* _Supplied information_:
....

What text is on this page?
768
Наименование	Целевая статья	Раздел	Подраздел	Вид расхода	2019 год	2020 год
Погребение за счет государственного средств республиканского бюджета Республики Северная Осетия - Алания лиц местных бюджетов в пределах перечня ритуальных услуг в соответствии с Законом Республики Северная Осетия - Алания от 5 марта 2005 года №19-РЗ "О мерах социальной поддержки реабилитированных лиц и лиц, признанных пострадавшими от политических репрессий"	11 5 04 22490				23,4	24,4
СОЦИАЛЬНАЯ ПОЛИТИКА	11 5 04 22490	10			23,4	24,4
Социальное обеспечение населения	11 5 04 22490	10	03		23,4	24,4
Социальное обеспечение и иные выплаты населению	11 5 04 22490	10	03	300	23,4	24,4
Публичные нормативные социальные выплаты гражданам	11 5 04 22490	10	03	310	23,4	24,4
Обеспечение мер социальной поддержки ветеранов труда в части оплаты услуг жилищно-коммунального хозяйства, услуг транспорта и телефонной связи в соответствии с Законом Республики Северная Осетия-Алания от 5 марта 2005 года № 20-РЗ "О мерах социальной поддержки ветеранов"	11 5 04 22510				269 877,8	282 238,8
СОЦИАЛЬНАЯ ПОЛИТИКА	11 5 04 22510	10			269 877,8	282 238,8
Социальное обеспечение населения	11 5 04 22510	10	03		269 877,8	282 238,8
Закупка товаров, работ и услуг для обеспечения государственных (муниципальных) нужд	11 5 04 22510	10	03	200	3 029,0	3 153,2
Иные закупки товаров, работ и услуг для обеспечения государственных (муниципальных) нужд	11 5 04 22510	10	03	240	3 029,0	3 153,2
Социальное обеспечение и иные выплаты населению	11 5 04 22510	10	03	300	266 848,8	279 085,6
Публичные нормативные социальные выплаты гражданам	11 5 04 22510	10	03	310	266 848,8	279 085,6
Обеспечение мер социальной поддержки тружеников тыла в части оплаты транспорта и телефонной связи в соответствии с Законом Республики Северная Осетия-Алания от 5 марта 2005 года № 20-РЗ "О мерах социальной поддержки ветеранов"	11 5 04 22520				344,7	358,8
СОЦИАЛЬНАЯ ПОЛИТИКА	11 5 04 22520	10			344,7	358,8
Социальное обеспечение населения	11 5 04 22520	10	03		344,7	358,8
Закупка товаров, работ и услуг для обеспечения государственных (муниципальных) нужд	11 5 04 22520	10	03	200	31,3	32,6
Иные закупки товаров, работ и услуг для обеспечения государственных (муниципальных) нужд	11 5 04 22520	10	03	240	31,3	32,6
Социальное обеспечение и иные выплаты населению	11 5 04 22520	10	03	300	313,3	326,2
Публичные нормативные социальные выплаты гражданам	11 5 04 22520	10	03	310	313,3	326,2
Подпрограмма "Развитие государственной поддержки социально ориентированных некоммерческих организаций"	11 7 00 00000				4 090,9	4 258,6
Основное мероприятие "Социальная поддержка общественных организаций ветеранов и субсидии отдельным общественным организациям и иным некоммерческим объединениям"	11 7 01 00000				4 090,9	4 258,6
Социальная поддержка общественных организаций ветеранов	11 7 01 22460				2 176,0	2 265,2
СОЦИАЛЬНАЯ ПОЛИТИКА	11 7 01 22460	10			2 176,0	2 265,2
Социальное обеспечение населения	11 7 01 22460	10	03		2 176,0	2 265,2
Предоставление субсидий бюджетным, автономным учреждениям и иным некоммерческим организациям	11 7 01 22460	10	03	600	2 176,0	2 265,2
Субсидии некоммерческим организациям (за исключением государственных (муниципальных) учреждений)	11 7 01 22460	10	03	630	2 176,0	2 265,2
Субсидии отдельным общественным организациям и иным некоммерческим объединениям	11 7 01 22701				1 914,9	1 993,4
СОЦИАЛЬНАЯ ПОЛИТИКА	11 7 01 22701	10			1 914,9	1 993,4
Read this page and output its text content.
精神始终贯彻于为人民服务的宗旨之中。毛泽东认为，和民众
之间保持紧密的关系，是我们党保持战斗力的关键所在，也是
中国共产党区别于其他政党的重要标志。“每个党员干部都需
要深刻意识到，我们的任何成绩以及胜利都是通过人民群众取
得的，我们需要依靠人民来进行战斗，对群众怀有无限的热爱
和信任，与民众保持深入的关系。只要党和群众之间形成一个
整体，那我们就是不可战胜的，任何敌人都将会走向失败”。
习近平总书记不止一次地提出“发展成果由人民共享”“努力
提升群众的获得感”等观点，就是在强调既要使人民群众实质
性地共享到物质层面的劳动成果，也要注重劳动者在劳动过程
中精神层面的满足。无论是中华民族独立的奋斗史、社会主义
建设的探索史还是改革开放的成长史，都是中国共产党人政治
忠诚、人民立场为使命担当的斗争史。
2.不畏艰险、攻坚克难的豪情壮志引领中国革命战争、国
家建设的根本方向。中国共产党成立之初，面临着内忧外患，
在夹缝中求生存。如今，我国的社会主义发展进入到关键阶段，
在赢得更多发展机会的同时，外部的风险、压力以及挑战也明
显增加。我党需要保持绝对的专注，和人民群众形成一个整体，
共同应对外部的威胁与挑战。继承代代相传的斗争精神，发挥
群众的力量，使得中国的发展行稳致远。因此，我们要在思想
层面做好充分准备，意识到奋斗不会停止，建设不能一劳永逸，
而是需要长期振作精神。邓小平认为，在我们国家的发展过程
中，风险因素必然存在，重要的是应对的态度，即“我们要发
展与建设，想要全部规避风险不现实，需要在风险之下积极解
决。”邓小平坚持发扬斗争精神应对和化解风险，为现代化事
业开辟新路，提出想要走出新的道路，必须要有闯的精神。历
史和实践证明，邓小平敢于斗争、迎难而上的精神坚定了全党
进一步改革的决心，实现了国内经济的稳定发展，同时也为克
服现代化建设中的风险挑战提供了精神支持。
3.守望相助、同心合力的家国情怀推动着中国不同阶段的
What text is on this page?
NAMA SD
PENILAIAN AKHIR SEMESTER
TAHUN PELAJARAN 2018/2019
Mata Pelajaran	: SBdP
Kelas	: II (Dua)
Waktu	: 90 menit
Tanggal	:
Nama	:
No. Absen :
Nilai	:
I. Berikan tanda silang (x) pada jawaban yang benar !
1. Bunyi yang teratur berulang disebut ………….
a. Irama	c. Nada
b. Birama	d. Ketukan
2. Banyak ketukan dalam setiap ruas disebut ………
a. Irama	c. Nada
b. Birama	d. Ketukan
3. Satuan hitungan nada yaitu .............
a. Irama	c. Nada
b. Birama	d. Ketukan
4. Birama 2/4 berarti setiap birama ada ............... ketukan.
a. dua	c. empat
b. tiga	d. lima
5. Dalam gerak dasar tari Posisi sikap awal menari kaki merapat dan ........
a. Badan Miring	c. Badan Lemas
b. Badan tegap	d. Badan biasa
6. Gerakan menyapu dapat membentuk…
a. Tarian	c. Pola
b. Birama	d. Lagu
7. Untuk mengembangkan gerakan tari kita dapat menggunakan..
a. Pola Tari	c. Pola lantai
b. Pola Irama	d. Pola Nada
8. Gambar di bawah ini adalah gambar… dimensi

....

* _Problem_:
Search the entries for the word "Публичные" and gather every line where it appears.

* _Response_:
Публичные нормативные социальные выплаты гражданам	11 5 04 22490	10	03	310	23,4	24,4
Публичные нормативные социальные выплаты гражданам	11 5 04 22510	10	03	310	266 848,8	279 085,6
Публичные нормативные социальные выплаты гражданам	11 5 04 22520	10	03	310	313,3	326,2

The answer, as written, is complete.